(Figure dataset records)
[start]

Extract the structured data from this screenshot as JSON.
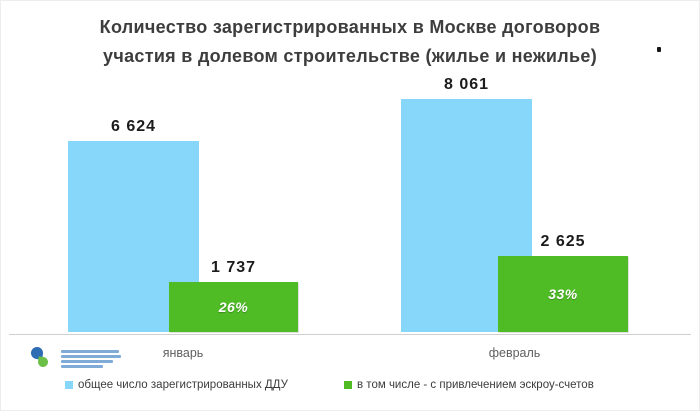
{
  "title": {
    "line1": "Количество зарегистрированных в Москве договоров",
    "line2": "участия в долевом строительстве (жилье и нежилье)"
  },
  "chart_data": {
    "type": "bar",
    "title": "Количество зарегистрированных в Москве договоров участия в долевом строительстве (жилье и нежилье)",
    "categories": [
      "январь",
      "февраль"
    ],
    "series": [
      {
        "name": "общее число зарегистрированных ДДУ",
        "color": "#87d7fb",
        "values": [
          6624,
          8061
        ],
        "value_labels": [
          "6 624",
          "8 061"
        ]
      },
      {
        "name": "в том числе - с привлечением эскроу-счетов",
        "color": "#4fbc26",
        "values": [
          1737,
          2625
        ],
        "value_labels": [
          "1 737",
          "2 625"
        ],
        "percent_labels": [
          "26%",
          "33%"
        ]
      }
    ],
    "ylim": [
      0,
      8500
    ],
    "grid": false,
    "legend_position": "bottom",
    "bar_style": "overlapped"
  },
  "colors": {
    "total_bar": "#87d7fb",
    "escrow_bar": "#4fbc26",
    "axis": "#cfcfcf",
    "title_text": "#3d3d3d",
    "value_text": "#1c1c1c",
    "percent_text": "#ffffff"
  }
}
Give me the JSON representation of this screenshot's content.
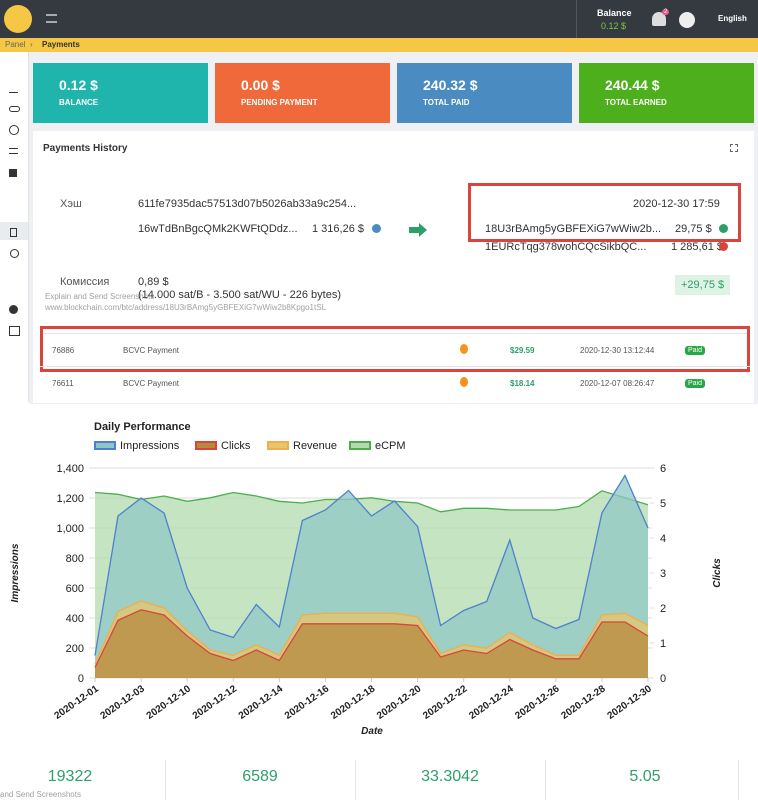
{
  "header": {
    "balance_label": "Balance",
    "balance_value": "0.12 $",
    "notifications": "2",
    "language": "English"
  },
  "breadcrumb": [
    "Panel",
    "Payments"
  ],
  "cards": [
    {
      "value": "0.12 $",
      "label": "BALANCE"
    },
    {
      "value": "0.00 $",
      "label": "PENDING PAYMENT"
    },
    {
      "value": "240.32 $",
      "label": "TOTAL PAID"
    },
    {
      "value": "240.44 $",
      "label": "TOTAL EARNED"
    }
  ],
  "history": {
    "title": "Payments History",
    "hash_label": "Хэш",
    "hash": "611fe7935dac57513d07b5026ab33a9c254...",
    "from_address": "16wTdBnBgcQMk2KWFtQDdz...",
    "from_amount": "1 316,26 $",
    "date": "2020-12-30 17:59",
    "to_address": "18U3rBAmg5yGBFEXiG7wWiw2b...",
    "to_amount": "29,75 $",
    "change_address": "1EURcTqg378wohCQcSikbQC...",
    "change_amount": "1 285,61 $",
    "fee_label": "Комиссия",
    "fee": "0,89 $",
    "fee_details": "(14.000 sat/B - 3.500 sat/WU - 226 bytes)",
    "received": "+29,75 $"
  },
  "payments": {
    "rows": [
      [
        "76886",
        "BCVC Payment",
        "$29.59",
        "2020-12-30 13:12:44",
        "Paid"
      ],
      [
        "76611",
        "BCVC Payment",
        "$18.14",
        "2020-12-07 08:26:47",
        "Paid"
      ]
    ]
  },
  "watermarks": [
    "Explain and Send Screenshots",
    "www.blockchain.com/btc/address/18U3rBAmg5yGBFEXiG7wWiw2b8Kpgo1tSL",
    "and Send Screenshots"
  ],
  "chart_data": {
    "type": "area",
    "title": "Daily Performance",
    "x_label": "Date",
    "y_label": "Impressions",
    "y2_label": "Clicks",
    "categories": [
      "2020-12-01",
      null,
      "2020-12-03",
      null,
      "2020-12-10",
      null,
      "2020-12-12",
      null,
      "2020-12-14",
      null,
      "2020-12-16",
      null,
      "2020-12-18",
      null,
      "2020-12-20",
      null,
      "2020-12-22",
      null,
      "2020-12-24",
      null,
      "2020-12-26",
      null,
      "2020-12-28",
      null,
      "2020-12-30"
    ],
    "series": [
      {
        "name": "Impressions",
        "color": "#4f7fd0",
        "fill": "#8fc7c4",
        "axis": "y",
        "values": [
          150,
          1080,
          1200,
          1100,
          600,
          320,
          270,
          490,
          340,
          1050,
          1120,
          1250,
          1080,
          1180,
          1010,
          350,
          450,
          510,
          920,
          400,
          330,
          390,
          1100,
          1350,
          1000
        ]
      },
      {
        "name": "Clicks",
        "color": "#d9453b",
        "fill": "#b5893f",
        "axis": "y2",
        "values": [
          0.3,
          1.65,
          1.95,
          1.8,
          1.2,
          0.7,
          0.5,
          0.8,
          0.5,
          1.55,
          1.55,
          1.55,
          1.55,
          1.55,
          1.5,
          0.6,
          0.8,
          0.7,
          1.1,
          0.8,
          0.55,
          0.55,
          1.6,
          1.6,
          1.2
        ]
      },
      {
        "name": "Revenue",
        "color": "#f0ad4e",
        "fill": "#e8c56a",
        "axis": "y2",
        "values": [
          0.4,
          1.9,
          2.2,
          2.0,
          1.35,
          0.8,
          0.65,
          0.95,
          0.65,
          1.8,
          1.85,
          1.85,
          1.85,
          1.85,
          1.75,
          0.7,
          0.95,
          0.85,
          1.3,
          0.95,
          0.65,
          0.65,
          1.8,
          1.85,
          1.5
        ]
      },
      {
        "name": "eCPM",
        "color": "#4cae4c",
        "fill": "#b2dcae",
        "axis": "y2",
        "values": [
          5.3,
          5.25,
          5.1,
          5.2,
          5.05,
          5.15,
          5.3,
          5.2,
          5.05,
          5.0,
          5.1,
          5.1,
          5.15,
          5.05,
          5.0,
          4.75,
          4.85,
          4.85,
          4.8,
          4.8,
          4.8,
          4.9,
          5.35,
          5.15,
          4.95
        ]
      }
    ],
    "ylim": [
      0,
      1400
    ],
    "yticks": [
      0,
      200,
      400,
      600,
      800,
      {
        "value": 1000,
        "label": "1,000"
      },
      {
        "value": 1200,
        "label": "1,200"
      },
      {
        "value": 1400,
        "label": "1,400"
      }
    ],
    "y2lim": [
      0,
      6
    ],
    "y2ticks": [
      0,
      1,
      2,
      3,
      4,
      5,
      6
    ],
    "grid": true
  },
  "stats": [
    "19322",
    "6589",
    "33.3042",
    "5.05"
  ]
}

[end]

__Work to be completed__.
Check each line of the records for the word "строительстве" and extract those that contain it.

__Finished answer__.
    "line2": "участия в долевом строительстве (жилье и нежилье)"
    "title": "Количество зарегистрированных в Москве договоров участия в долевом строительстве (жилье и нежилье)",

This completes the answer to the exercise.